═════ Record set
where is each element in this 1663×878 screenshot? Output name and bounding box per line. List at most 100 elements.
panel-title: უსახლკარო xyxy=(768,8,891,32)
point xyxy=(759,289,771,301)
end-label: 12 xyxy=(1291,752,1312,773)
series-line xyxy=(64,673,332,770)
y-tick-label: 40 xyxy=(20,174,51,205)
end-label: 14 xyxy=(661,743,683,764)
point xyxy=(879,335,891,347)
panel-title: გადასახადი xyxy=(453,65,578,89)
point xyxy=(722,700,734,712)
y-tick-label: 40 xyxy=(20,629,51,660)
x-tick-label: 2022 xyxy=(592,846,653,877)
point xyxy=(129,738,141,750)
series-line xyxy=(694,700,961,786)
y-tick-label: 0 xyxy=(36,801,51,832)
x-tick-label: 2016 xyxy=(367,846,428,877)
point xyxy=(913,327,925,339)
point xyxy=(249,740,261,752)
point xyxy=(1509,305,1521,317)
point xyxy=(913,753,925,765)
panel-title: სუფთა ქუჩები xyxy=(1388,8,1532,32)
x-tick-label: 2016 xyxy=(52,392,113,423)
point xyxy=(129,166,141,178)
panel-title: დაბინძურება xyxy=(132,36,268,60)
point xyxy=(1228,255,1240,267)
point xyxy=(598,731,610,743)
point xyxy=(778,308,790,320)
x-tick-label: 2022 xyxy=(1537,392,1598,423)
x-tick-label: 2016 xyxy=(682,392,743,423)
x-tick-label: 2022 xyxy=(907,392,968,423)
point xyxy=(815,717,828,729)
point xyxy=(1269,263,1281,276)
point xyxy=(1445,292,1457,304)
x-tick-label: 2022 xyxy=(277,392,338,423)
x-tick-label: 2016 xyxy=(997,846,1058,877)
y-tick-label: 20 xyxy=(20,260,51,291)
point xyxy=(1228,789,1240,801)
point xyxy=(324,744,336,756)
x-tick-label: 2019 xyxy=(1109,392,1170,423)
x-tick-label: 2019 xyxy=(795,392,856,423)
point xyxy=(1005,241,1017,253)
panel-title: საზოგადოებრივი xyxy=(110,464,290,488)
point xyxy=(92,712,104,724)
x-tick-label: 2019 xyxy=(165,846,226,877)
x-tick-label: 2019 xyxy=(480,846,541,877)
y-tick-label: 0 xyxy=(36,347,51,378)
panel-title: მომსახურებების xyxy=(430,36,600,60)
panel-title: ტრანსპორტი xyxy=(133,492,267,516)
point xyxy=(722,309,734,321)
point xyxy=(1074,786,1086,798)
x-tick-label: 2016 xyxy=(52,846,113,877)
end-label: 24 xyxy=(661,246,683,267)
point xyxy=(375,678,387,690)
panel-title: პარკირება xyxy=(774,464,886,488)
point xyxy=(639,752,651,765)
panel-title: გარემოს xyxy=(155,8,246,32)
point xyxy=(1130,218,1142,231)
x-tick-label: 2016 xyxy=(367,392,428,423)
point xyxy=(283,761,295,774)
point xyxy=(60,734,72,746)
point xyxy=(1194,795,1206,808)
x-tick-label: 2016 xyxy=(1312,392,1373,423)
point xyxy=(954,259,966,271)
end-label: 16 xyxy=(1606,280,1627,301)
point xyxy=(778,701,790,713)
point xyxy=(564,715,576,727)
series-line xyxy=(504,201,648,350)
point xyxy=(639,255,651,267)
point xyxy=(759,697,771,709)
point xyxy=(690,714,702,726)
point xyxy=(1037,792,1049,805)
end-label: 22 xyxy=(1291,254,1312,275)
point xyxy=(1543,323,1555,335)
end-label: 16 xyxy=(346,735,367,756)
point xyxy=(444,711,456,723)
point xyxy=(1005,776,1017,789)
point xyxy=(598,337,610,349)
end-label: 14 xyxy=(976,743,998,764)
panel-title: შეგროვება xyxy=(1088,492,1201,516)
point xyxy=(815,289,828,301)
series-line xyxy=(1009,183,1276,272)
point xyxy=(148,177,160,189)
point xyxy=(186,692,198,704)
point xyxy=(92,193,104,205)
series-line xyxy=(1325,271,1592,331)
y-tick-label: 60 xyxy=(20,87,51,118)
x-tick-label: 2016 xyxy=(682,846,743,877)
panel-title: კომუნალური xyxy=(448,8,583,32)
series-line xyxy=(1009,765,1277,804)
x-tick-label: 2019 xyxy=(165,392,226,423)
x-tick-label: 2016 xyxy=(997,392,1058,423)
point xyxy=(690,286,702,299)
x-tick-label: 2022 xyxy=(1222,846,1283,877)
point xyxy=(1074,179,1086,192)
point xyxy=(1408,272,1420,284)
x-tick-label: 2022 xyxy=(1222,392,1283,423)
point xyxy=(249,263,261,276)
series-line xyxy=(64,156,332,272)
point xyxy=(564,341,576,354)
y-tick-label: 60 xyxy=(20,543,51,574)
══════════
Aim —
Copy the entries word for word, from the first line up to and including the line that contains "x-tick-label: 2022 xyxy=(592,846,653,877)".

Output of the exercise —
where is each element in this 1663×878 screenshot? Output name and bounding box per line. List at most 100 elements.
panel-title: უსახლკარო xyxy=(768,8,891,32)
point xyxy=(759,289,771,301)
end-label: 12 xyxy=(1291,752,1312,773)
series-line xyxy=(64,673,332,770)
y-tick-label: 40 xyxy=(20,174,51,205)
end-label: 14 xyxy=(661,743,683,764)
point xyxy=(879,335,891,347)
panel-title: გადასახადი xyxy=(453,65,578,89)
point xyxy=(722,700,734,712)
y-tick-label: 40 xyxy=(20,629,51,660)
x-tick-label: 2022 xyxy=(592,846,653,877)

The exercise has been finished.